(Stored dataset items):
"""

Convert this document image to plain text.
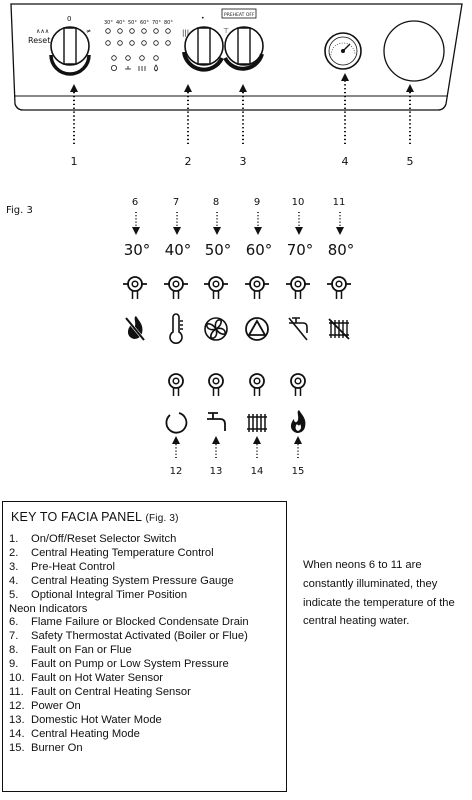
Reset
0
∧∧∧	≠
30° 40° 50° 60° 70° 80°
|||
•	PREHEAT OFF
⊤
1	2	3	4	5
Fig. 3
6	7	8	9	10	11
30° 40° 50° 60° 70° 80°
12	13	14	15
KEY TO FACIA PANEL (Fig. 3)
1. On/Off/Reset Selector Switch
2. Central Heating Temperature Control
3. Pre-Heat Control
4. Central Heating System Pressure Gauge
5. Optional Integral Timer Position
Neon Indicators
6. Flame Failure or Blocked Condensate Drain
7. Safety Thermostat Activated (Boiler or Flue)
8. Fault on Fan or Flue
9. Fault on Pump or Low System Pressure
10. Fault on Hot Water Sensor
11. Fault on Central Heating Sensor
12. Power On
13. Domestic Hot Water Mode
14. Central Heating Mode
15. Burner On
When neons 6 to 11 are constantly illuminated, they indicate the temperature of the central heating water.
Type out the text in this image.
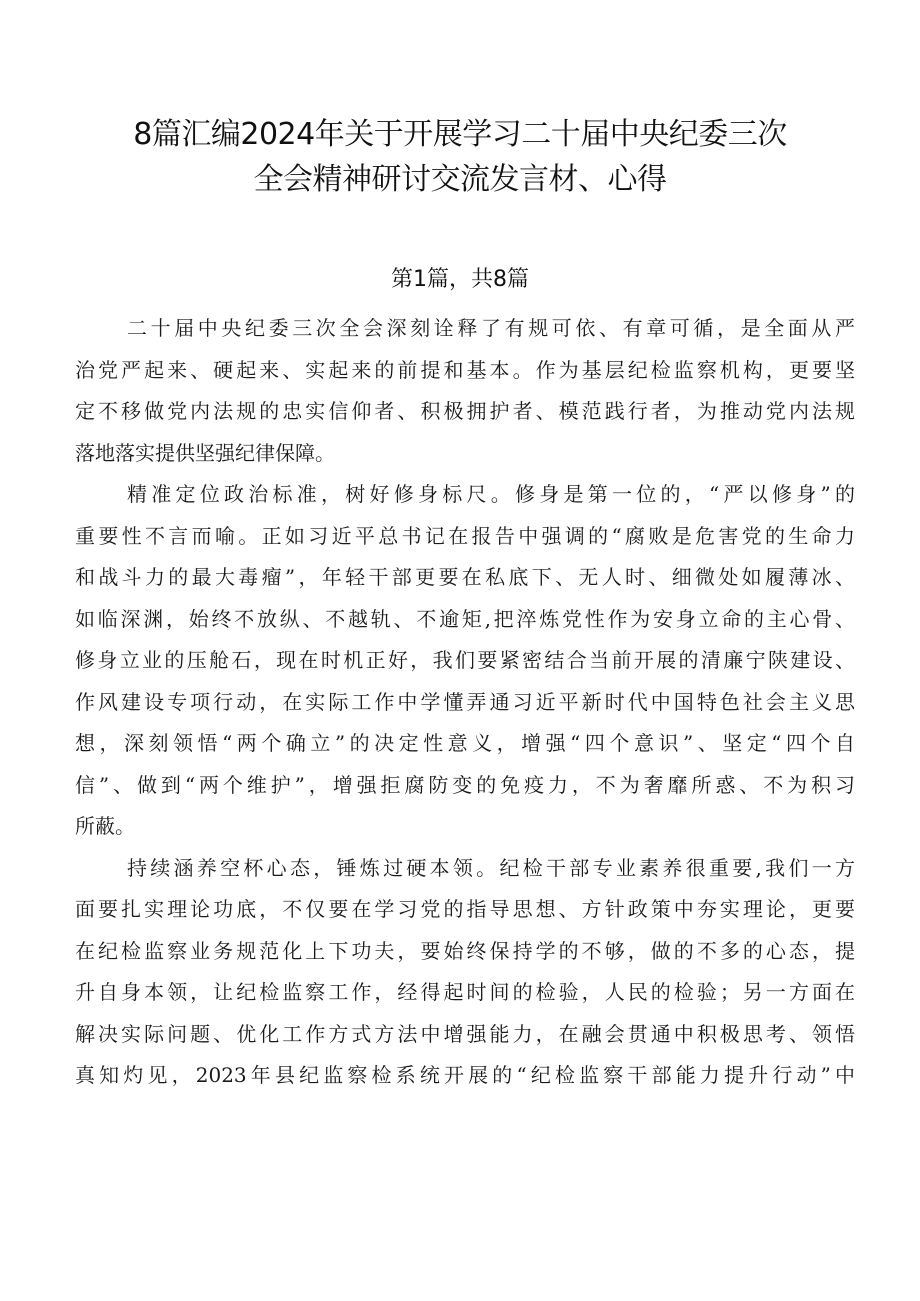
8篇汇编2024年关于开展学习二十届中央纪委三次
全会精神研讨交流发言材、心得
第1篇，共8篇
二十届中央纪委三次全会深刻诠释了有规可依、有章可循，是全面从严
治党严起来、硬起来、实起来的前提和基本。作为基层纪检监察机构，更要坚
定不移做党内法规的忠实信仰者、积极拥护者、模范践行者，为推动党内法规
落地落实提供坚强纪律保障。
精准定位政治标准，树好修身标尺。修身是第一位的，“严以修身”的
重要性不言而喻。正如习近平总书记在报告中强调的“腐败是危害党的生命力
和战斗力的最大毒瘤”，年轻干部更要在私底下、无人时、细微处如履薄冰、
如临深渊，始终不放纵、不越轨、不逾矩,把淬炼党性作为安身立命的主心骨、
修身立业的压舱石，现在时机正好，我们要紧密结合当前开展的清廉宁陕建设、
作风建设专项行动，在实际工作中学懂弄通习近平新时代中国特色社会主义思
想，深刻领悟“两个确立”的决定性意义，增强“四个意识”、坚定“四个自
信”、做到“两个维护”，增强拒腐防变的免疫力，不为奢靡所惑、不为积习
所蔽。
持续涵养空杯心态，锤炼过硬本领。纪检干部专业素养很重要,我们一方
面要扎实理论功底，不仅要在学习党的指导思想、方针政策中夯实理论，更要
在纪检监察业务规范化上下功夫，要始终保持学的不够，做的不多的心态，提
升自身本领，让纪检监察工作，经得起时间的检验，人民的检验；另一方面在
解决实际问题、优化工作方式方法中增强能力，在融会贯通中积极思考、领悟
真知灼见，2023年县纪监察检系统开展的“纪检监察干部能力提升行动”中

"""

(PROBLEM DESCRIPTION): Each record must be quoted in full and exactly. Do not include the pictures.

(EXERCISE ANSWER):
Convert this document image to plain text.
Reset
0
∧∧∧	≠
30° 40° 50° 60° 70° 80°
|||
•	PREHEAT OFF
⊤
1	2	3	4	5
Fig. 3
6	7	8	9	10	11
30° 40° 50° 60° 70° 80°
12	13	14	15
KEY TO FACIA PANEL (Fig. 3)
1. On/Off/Reset Selector Switch
2. Central Heating Temperature Control
3. Pre-Heat Control
4. Central Heating System Pressure Gauge
5. Optional Integral Timer Position
Neon Indicators
6. Flame Failure or Blocked Condensate Drain
7. Safety Thermostat Activated (Boiler or Flue)
8. Fault on Fan or Flue
9. Fault on Pump or Low System Pressure
10. Fault on Hot Water Sensor
11. Fault on Central Heating Sensor
12. Power On
13. Domestic Hot Water Mode
14. Central Heating Mode
15. Burner On
When neons 6 to 11 are constantly illuminated, they indicate the temperature of the central heating water.
Type out the text in this image.
8篇汇编2024年关于开展学习二十届中央纪委三次
全会精神研讨交流发言材、心得
第1篇，共8篇
二十届中央纪委三次全会深刻诠释了有规可依、有章可循，是全面从严
治党严起来、硬起来、实起来的前提和基本。作为基层纪检监察机构，更要坚
定不移做党内法规的忠实信仰者、积极拥护者、模范践行者，为推动党内法规
落地落实提供坚强纪律保障。
精准定位政治标准，树好修身标尺。修身是第一位的，“严以修身”的
重要性不言而喻。正如习近平总书记在报告中强调的“腐败是危害党的生命力
和战斗力的最大毒瘤”，年轻干部更要在私底下、无人时、细微处如履薄冰、
如临深渊，始终不放纵、不越轨、不逾矩,把淬炼党性作为安身立命的主心骨、
修身立业的压舱石，现在时机正好，我们要紧密结合当前开展的清廉宁陕建设、
作风建设专项行动，在实际工作中学懂弄通习近平新时代中国特色社会主义思
想，深刻领悟“两个确立”的决定性意义，增强“四个意识”、坚定“四个自
信”、做到“两个维护”，增强拒腐防变的免疫力，不为奢靡所惑、不为积习
所蔽。
持续涵养空杯心态，锤炼过硬本领。纪检干部专业素养很重要,我们一方
面要扎实理论功底，不仅要在学习党的指导思想、方针政策中夯实理论，更要
在纪检监察业务规范化上下功夫，要始终保持学的不够，做的不多的心态，提
升自身本领，让纪检监察工作，经得起时间的检验，人民的检验；另一方面在
解决实际问题、优化工作方式方法中增强能力，在融会贯通中积极思考、领悟
真知灼见，2023年县纪监察检系统开展的“纪检监察干部能力提升行动”中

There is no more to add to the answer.